• Work to complete: Below are the entries; state how many of their lines contain the string "type", and nothing more.

--- Start ---

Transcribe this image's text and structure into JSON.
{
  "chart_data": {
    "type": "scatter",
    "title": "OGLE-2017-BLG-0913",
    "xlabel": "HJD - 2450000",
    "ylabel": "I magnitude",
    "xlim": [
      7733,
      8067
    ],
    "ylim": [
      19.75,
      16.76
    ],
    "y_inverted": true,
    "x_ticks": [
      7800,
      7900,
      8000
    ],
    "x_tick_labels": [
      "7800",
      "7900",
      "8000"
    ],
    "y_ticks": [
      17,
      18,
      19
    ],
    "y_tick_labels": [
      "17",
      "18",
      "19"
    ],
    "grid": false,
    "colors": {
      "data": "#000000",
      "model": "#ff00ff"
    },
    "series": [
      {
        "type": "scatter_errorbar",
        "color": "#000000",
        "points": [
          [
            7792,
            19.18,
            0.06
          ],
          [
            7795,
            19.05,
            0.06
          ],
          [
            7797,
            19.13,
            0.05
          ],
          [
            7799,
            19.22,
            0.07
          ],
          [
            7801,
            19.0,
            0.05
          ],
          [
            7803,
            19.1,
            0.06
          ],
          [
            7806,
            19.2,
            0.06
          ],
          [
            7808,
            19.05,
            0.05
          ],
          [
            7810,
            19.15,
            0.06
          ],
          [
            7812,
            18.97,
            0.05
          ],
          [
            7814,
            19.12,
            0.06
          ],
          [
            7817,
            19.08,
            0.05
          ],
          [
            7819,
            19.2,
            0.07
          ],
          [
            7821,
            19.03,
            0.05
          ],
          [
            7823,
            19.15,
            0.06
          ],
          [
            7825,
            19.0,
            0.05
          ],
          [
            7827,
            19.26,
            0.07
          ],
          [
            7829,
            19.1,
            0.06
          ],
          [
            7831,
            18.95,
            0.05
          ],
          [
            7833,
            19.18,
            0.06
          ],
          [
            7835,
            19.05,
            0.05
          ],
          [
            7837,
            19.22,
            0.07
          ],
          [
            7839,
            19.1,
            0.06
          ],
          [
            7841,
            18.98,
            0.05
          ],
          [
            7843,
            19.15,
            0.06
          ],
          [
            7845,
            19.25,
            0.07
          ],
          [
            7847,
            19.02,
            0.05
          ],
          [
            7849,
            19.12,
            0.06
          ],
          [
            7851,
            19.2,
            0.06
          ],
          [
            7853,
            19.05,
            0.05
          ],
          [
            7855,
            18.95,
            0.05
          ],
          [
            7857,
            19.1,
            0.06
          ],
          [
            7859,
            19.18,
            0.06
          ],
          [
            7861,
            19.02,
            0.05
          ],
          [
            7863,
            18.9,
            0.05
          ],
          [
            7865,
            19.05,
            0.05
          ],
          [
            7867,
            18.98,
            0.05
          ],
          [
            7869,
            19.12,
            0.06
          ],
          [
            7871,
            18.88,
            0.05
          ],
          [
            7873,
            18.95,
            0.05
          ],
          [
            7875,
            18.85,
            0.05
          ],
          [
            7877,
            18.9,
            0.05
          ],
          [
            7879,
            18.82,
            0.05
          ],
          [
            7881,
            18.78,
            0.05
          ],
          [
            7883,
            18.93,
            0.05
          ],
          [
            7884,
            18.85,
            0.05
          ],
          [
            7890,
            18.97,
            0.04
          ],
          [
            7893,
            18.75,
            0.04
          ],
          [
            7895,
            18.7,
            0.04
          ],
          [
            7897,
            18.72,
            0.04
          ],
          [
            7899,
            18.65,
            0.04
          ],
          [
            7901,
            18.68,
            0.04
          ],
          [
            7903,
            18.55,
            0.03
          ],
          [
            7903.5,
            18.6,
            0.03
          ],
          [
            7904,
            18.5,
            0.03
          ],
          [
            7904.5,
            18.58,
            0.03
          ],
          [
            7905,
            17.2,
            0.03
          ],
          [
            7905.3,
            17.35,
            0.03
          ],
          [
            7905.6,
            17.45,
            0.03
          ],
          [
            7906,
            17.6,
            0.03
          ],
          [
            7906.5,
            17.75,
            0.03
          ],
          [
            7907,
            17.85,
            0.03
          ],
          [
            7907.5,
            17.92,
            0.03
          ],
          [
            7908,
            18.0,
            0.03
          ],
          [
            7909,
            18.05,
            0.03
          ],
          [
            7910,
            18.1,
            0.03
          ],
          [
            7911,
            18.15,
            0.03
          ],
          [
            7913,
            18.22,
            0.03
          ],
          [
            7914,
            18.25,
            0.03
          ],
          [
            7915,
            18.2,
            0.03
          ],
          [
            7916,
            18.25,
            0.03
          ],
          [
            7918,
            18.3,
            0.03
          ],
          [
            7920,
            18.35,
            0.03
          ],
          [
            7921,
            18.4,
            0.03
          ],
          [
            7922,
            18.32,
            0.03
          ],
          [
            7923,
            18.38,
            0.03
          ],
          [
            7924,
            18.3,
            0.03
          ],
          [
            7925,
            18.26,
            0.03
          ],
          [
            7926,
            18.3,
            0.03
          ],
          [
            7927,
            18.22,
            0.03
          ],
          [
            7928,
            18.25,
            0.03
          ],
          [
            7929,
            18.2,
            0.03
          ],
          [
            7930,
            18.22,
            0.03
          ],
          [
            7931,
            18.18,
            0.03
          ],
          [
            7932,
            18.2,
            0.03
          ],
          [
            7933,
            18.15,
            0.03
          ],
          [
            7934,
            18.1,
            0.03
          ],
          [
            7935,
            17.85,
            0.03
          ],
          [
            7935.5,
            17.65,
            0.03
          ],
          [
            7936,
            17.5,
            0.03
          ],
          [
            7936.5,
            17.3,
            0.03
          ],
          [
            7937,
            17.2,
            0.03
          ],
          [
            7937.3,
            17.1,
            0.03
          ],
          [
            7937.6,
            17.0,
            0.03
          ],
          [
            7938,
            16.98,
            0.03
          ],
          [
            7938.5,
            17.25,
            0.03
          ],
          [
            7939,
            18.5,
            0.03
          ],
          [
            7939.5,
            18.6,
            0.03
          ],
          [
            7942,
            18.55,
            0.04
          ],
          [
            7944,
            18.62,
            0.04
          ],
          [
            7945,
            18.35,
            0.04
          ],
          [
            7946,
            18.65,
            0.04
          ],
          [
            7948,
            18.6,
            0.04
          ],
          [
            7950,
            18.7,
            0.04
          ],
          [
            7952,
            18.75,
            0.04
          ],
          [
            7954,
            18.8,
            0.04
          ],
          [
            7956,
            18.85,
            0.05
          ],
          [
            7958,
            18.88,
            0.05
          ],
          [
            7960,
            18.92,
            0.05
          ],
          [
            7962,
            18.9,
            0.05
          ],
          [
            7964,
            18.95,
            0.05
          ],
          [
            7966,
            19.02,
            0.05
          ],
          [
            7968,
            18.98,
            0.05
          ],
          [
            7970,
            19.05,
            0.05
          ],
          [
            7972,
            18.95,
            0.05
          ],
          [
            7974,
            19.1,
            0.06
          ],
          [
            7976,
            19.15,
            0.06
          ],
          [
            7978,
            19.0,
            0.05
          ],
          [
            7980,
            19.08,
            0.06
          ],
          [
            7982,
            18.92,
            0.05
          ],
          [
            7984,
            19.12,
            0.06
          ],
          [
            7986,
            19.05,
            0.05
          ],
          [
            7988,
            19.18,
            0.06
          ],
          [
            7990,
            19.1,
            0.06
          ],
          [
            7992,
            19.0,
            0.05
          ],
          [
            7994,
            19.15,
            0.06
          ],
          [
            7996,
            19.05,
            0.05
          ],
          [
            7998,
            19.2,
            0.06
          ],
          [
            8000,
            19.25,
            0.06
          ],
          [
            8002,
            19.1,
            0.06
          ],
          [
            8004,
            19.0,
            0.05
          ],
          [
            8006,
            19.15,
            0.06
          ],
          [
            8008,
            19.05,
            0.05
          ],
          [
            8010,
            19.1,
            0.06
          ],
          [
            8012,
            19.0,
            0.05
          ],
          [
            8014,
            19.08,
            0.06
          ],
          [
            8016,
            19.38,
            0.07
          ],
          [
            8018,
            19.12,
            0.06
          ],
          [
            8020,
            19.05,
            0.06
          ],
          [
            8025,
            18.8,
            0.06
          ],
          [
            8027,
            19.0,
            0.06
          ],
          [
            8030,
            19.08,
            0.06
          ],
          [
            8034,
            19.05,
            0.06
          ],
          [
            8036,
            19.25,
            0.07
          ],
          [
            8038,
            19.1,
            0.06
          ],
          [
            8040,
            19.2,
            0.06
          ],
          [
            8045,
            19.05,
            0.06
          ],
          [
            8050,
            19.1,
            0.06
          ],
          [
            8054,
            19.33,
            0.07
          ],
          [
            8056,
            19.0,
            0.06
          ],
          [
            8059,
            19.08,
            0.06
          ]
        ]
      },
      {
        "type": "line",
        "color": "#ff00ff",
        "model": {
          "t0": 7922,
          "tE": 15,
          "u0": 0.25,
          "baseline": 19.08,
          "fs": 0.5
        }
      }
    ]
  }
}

--- End ---

• Task solution: 3